• [EXERCISE] Copy, from the entries below, each line where the word "small" can be found.

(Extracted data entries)

* * * * *

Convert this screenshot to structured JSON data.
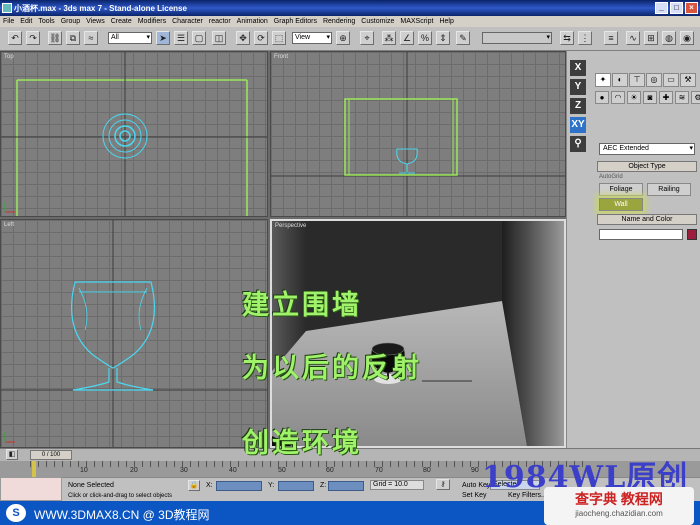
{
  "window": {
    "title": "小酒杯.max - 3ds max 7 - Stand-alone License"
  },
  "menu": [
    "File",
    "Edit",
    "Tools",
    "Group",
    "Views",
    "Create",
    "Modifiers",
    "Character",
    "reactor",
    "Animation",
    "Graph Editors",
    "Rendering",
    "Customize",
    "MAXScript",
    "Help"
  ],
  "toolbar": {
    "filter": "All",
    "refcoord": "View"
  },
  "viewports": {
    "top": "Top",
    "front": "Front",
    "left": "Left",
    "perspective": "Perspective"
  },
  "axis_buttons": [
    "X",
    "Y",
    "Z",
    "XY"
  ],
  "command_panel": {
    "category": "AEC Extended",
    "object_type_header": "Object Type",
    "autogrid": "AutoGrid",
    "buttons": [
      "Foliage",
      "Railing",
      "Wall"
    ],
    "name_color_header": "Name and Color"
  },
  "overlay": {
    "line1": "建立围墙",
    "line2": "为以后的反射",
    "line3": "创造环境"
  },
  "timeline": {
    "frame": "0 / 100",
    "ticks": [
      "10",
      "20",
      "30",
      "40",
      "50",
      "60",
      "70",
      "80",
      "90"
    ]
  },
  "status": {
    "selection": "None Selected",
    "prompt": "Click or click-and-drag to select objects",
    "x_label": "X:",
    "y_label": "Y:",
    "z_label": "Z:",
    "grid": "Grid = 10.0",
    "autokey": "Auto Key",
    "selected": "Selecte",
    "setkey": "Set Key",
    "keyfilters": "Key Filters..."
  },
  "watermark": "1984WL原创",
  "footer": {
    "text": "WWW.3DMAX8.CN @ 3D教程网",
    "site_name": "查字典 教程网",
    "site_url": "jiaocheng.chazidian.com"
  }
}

* * * * *

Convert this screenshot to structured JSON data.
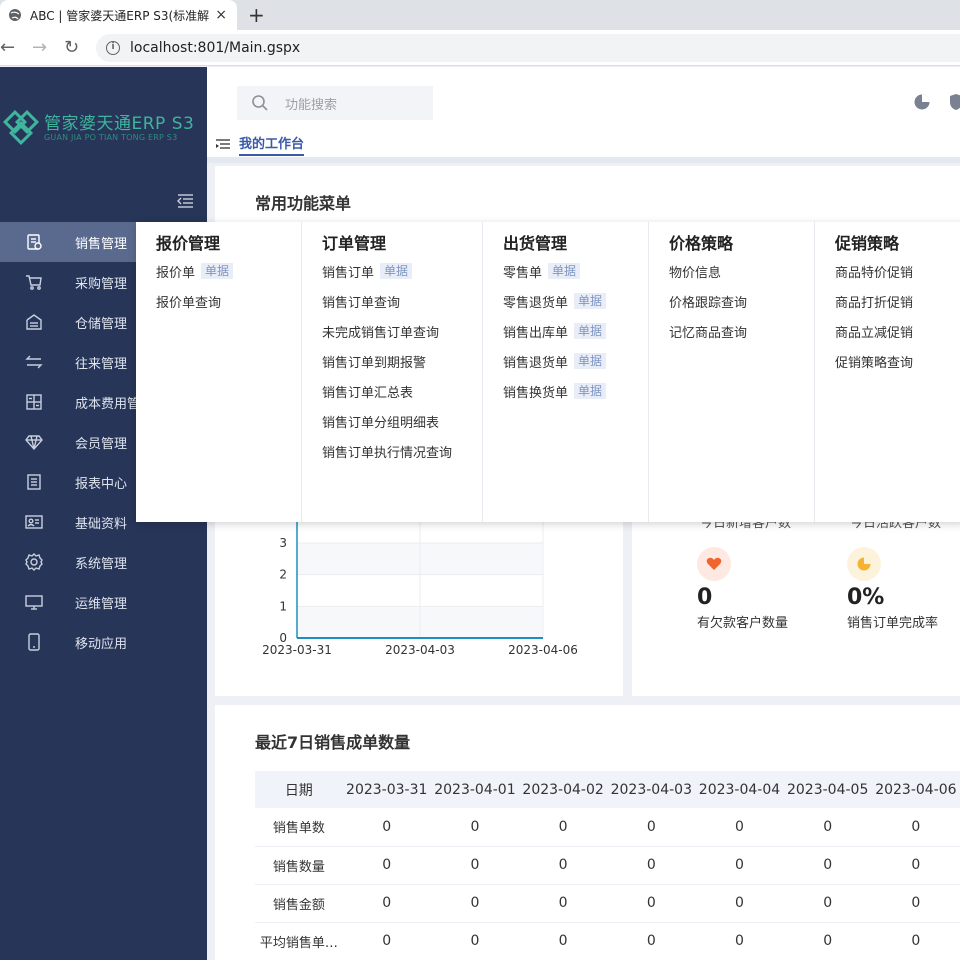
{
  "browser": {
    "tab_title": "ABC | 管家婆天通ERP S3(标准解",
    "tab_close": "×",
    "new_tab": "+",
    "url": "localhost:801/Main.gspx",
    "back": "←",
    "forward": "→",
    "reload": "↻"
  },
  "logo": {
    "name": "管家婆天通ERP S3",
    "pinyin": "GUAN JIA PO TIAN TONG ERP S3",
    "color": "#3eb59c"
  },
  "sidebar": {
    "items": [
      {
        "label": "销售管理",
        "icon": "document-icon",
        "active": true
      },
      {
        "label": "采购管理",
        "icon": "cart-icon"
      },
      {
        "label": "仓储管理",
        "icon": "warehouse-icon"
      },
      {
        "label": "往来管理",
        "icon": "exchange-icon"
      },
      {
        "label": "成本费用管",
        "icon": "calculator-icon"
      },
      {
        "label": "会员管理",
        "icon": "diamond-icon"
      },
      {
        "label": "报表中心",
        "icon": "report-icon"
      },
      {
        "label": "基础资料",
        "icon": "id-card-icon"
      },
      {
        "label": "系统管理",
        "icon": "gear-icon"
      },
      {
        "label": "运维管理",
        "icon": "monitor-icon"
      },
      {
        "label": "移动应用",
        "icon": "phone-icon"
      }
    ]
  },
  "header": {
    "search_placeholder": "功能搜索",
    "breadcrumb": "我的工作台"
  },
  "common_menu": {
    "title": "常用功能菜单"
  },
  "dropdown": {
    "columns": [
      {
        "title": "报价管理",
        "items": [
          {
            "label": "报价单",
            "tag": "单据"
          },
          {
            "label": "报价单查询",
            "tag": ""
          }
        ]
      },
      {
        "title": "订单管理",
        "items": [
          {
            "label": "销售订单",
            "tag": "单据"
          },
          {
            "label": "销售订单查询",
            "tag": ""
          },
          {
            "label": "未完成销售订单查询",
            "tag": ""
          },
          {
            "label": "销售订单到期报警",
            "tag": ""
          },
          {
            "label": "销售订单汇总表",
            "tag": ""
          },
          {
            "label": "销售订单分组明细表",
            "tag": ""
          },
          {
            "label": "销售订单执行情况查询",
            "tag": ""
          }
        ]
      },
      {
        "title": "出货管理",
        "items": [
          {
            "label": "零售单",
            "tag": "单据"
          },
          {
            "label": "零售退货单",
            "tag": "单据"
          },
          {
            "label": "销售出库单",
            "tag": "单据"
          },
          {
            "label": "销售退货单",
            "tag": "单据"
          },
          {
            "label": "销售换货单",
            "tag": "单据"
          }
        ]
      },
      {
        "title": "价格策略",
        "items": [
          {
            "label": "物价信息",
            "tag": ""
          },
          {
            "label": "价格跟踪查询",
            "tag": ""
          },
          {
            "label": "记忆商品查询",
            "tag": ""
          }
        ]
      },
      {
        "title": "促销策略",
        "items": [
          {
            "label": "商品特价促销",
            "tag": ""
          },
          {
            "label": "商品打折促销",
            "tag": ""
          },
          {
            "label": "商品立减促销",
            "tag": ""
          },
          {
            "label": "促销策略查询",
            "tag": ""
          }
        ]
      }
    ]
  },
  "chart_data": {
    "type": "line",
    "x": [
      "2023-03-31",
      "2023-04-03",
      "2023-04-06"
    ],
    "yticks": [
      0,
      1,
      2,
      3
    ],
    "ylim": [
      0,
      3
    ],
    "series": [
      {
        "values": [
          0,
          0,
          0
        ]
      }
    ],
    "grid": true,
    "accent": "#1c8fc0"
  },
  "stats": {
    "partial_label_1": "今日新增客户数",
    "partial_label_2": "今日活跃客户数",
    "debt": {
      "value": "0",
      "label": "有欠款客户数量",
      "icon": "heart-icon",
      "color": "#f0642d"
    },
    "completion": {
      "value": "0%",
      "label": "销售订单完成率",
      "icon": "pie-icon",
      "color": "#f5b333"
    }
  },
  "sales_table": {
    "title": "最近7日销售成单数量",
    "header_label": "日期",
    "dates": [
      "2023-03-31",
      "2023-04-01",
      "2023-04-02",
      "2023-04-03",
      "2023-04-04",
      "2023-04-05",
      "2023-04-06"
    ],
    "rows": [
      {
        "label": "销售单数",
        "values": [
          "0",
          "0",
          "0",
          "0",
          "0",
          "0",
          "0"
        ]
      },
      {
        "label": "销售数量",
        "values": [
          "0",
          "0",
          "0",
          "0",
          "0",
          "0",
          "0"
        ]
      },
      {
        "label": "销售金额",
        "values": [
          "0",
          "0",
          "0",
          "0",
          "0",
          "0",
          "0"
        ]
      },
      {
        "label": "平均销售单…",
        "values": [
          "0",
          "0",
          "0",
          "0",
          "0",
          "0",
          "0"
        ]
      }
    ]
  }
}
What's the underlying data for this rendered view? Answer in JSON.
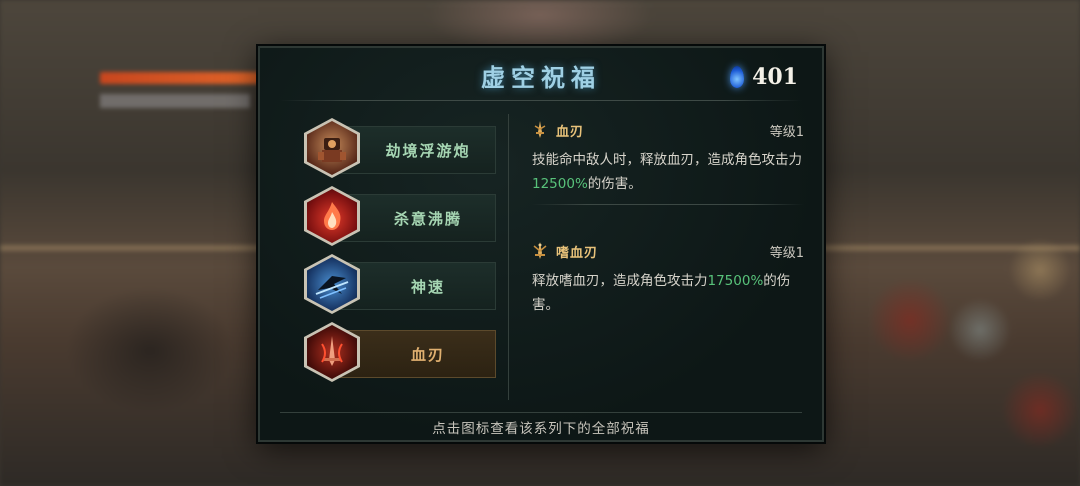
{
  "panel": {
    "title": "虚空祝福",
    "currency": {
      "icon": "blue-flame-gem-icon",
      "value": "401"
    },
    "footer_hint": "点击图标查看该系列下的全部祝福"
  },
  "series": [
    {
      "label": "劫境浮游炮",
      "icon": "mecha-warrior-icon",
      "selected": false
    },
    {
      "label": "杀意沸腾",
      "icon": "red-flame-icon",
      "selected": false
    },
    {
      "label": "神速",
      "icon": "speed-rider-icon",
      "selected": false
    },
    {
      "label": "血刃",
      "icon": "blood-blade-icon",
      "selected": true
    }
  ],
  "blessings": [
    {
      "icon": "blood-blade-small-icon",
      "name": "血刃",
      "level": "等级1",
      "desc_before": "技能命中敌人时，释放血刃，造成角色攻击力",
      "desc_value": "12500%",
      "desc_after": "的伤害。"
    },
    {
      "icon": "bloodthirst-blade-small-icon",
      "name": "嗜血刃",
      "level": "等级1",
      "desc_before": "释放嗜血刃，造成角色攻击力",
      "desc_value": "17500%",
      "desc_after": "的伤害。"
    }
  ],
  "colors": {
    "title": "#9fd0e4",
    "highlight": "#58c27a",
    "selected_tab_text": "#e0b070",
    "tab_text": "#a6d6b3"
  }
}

* * * * *

• [THE REPLY]
      "icon": "blood-blade-small-icon",
      "icon": "bloodthirst-blade-small-icon",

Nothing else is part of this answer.